Dataset records
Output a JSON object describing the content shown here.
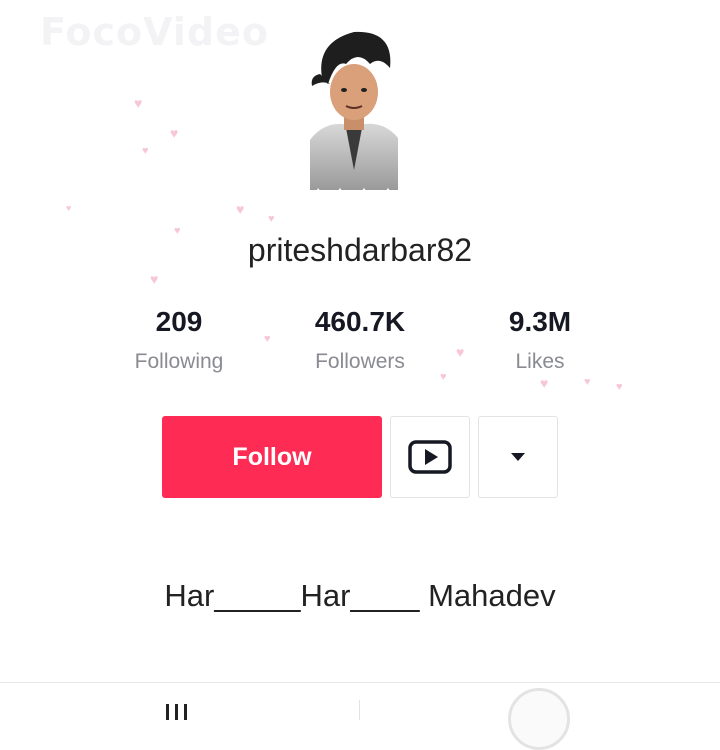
{
  "watermark": "FocoVideo",
  "profile": {
    "username": "priteshdarbar82",
    "bio": "Har_____Har____ Mahadev"
  },
  "stats": [
    {
      "value": "209",
      "label": "Following"
    },
    {
      "value": "460.7K",
      "label": "Followers"
    },
    {
      "value": "9.3M",
      "label": "Likes"
    }
  ],
  "actions": {
    "follow_label": "Follow",
    "youtube_icon": "youtube-icon",
    "dropdown_icon": "caret-down-icon"
  },
  "tabs": [
    {
      "icon": "videos-grid-icon"
    },
    {
      "icon": "liked-icon"
    }
  ],
  "colors": {
    "accent": "#fe2c55",
    "secondary_text": "#8a8b91",
    "heart": "#f7c7d6"
  }
}
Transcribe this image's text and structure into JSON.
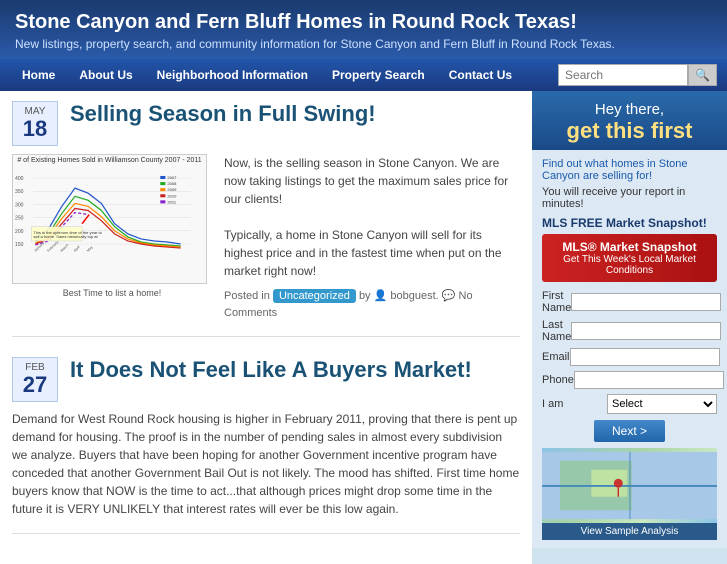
{
  "header": {
    "title": "Stone Canyon and Fern Bluff Homes in Round Rock Texas!",
    "subtitle": "New listings, property search, and community information for Stone Canyon and Fern Bluff in Round Rock Texas."
  },
  "nav": {
    "items": [
      {
        "label": "Home",
        "id": "home"
      },
      {
        "label": "About Us",
        "id": "about"
      },
      {
        "label": "Neighborhood Information",
        "id": "neighborhood"
      },
      {
        "label": "Property Search",
        "id": "property-search"
      },
      {
        "label": "Contact Us",
        "id": "contact"
      }
    ],
    "search_placeholder": "Search"
  },
  "post1": {
    "date_month": "MAY",
    "date_day": "18",
    "title": "Selling Season in Full Swing!",
    "body1": "Now, is the selling season in Stone Canyon. We are now taking listings to get the maximum sales price for our clients!",
    "body2": "Typically, a home in Stone Canyon will sell for its highest price and in the fastest time when put on the market right now!",
    "meta_prefix": "Posted in",
    "category": "Uncategorized",
    "meta_by": "by",
    "author": "bobguest.",
    "comments": "No Comments",
    "chart_title": "# of Existing Homes Sold in Williamson County 2007 - 2011",
    "chart_caption": "Best Time to list a home!"
  },
  "post2": {
    "date_month": "FEB",
    "date_day": "27",
    "title": "It Does Not Feel Like A Buyers Market!",
    "body": "Demand for West Round Rock housing is higher in February 2011, proving that there is pent up demand for housing. The proof is in the number of pending sales in almost every subdivision we analyze. Buyers that have been hoping for another Government incentive program have conceded that another Government Bail Out is not likely. The mood has shifted. First time home buyers know that NOW is the time to act...that although prices might drop some time in the future it is VERY UNLIKELY that interest rates will ever be this low again."
  },
  "sidebar": {
    "hey": "Hey there,",
    "get_this": "get this first",
    "desc1": "Find out what homes in Stone Canyon are selling for!",
    "desc2": "You will receive your report in minutes!",
    "mls_label": "MLS FREE Market Snapshot!",
    "mls_banner_title": "MLS® Market Snapshot",
    "mls_banner_sub": "Get This Week's Local Market Conditions",
    "form": {
      "first_name_label": "First Name",
      "last_name_label": "Last Name",
      "email_label": "Email",
      "phone_label": "Phone",
      "i_am_label": "I am",
      "select_default": "Select"
    },
    "next_button": "Next >",
    "view_sample": "View Sample Analysis"
  }
}
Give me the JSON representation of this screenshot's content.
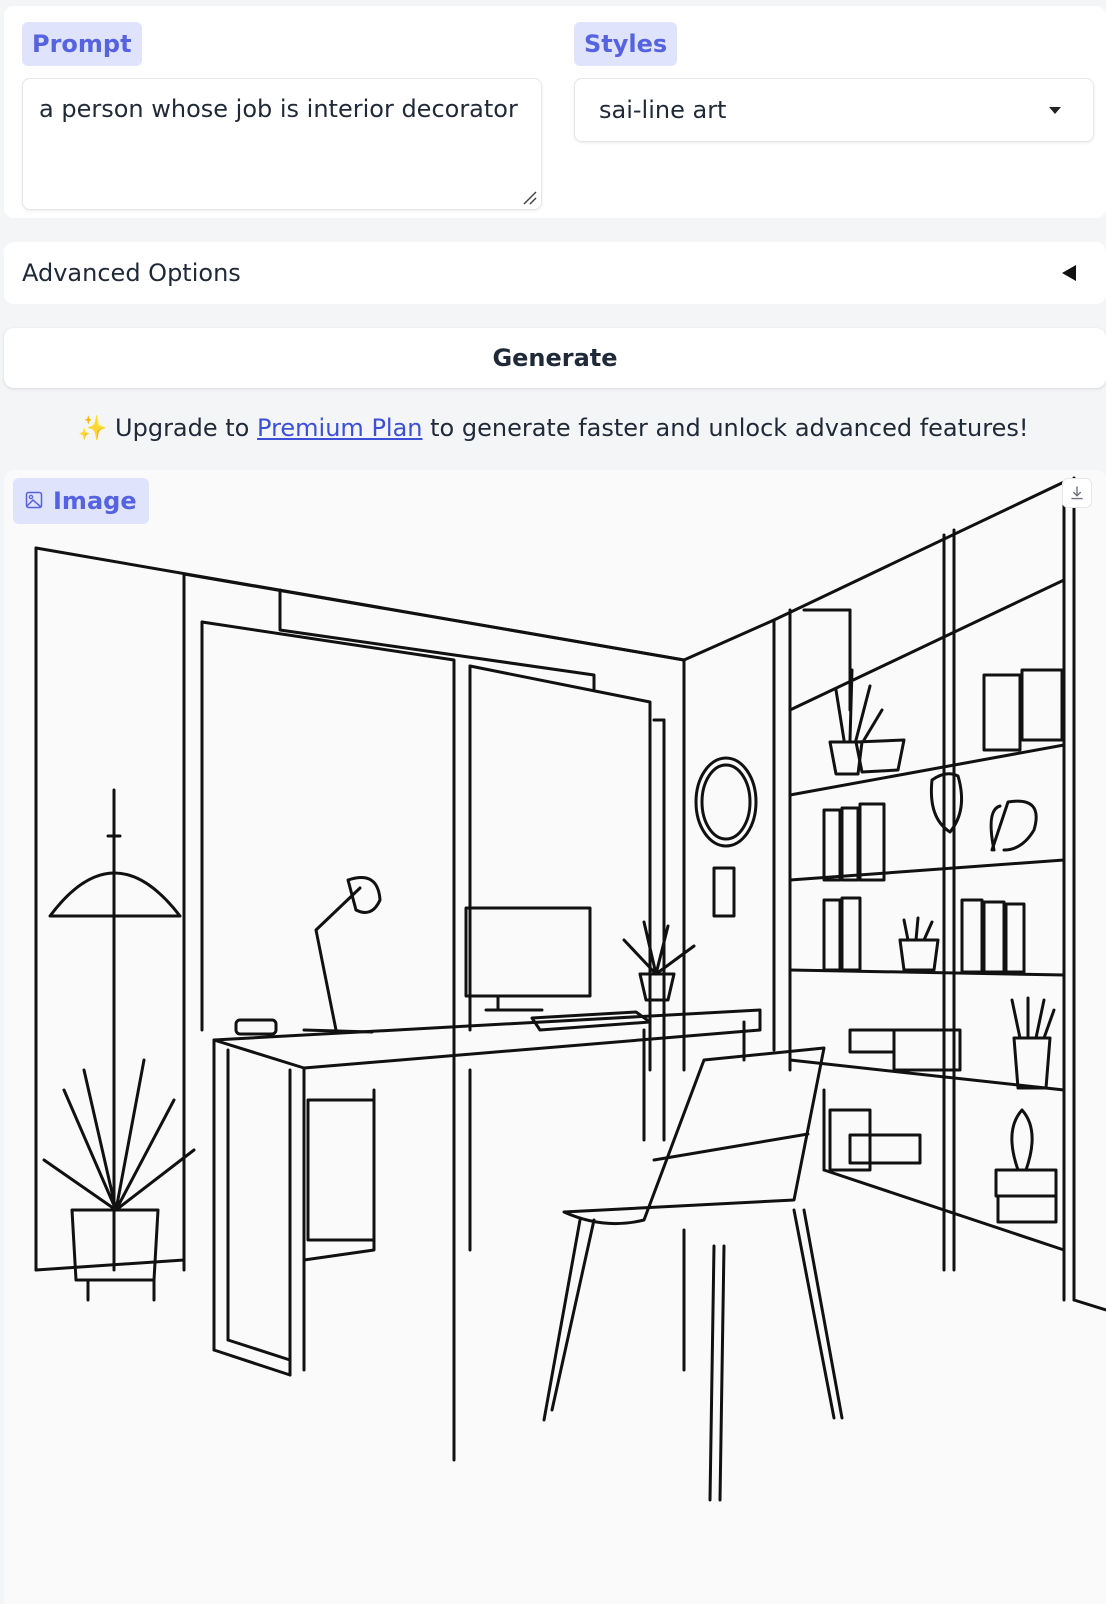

--- WRITTEN REQUEST ---
Exact duplication of all the records is required; pictures are omitted from the copy.

--- EXPECTED ANSWER ---
Output a JSON object describing the content shown here.
{
  "watermark": "FocoVideo",
  "profile": {
    "username": "priteshdarbar82",
    "bio": "Har_____Har____ Mahadev"
  },
  "stats": [
    {
      "value": "209",
      "label": "Following"
    },
    {
      "value": "460.7K",
      "label": "Followers"
    },
    {
      "value": "9.3M",
      "label": "Likes"
    }
  ],
  "actions": {
    "follow_label": "Follow",
    "youtube_icon": "youtube-icon",
    "dropdown_icon": "caret-down-icon"
  },
  "tabs": [
    {
      "icon": "videos-grid-icon"
    },
    {
      "icon": "liked-icon"
    }
  ],
  "colors": {
    "accent": "#fe2c55",
    "secondary_text": "#8a8b91",
    "heart": "#f7c7d6"
  }
}
Transcribe this image's text and structure into JSON.
{
  "header": {
    "title": "Stone Canyon and Fern Bluff Homes in Round Rock Texas!",
    "subtitle": "New listings, property search, and community information for Stone Canyon and Fern Bluff in Round Rock Texas."
  },
  "nav": {
    "items": [
      {
        "label": "Home",
        "id": "home"
      },
      {
        "label": "About Us",
        "id": "about"
      },
      {
        "label": "Neighborhood Information",
        "id": "neighborhood"
      },
      {
        "label": "Property Search",
        "id": "property-search"
      },
      {
        "label": "Contact Us",
        "id": "contact"
      }
    ],
    "search_placeholder": "Search"
  },
  "post1": {
    "date_month": "MAY",
    "date_day": "18",
    "title": "Selling Season in Full Swing!",
    "body1": "Now, is the selling season in Stone Canyon. We are now taking listings to get the maximum sales price for our clients!",
    "body2": "Typically, a home in Stone Canyon will sell for its highest price and in the fastest time when put on the market right now!",
    "meta_prefix": "Posted in",
    "category": "Uncategorized",
    "meta_by": "by",
    "author": "bobguest.",
    "comments": "No Comments",
    "chart_title": "# of Existing Homes Sold in Williamson County 2007 - 2011",
    "chart_caption": "Best Time to list a home!"
  },
  "post2": {
    "date_month": "FEB",
    "date_day": "27",
    "title": "It Does Not Feel Like A Buyers Market!",
    "body": "Demand for West Round Rock housing is higher in February 2011, proving that there is pent up demand for housing. The proof is in the number of pending sales in almost every subdivision we analyze. Buyers that have been hoping for another Government incentive program have conceded that another Government Bail Out is not likely. The mood has shifted. First time home buyers know that NOW is the time to act...that although prices might drop some time in the future it is VERY UNLIKELY that interest rates will ever be this low again."
  },
  "sidebar": {
    "hey": "Hey there,",
    "get_this": "get this first",
    "desc1": "Find out what homes in Stone Canyon are selling for!",
    "desc2": "You will receive your report in minutes!",
    "mls_label": "MLS FREE Market Snapshot!",
    "mls_banner_title": "MLS® Market Snapshot",
    "mls_banner_sub": "Get This Week's Local Market Conditions",
    "form": {
      "first_name_label": "First Name",
      "last_name_label": "Last Name",
      "email_label": "Email",
      "phone_label": "Phone",
      "i_am_label": "I am",
      "select_default": "Select"
    },
    "next_button": "Next >",
    "view_sample": "View Sample Analysis"
  }
}
Give me the JSON representation of this screenshot's content.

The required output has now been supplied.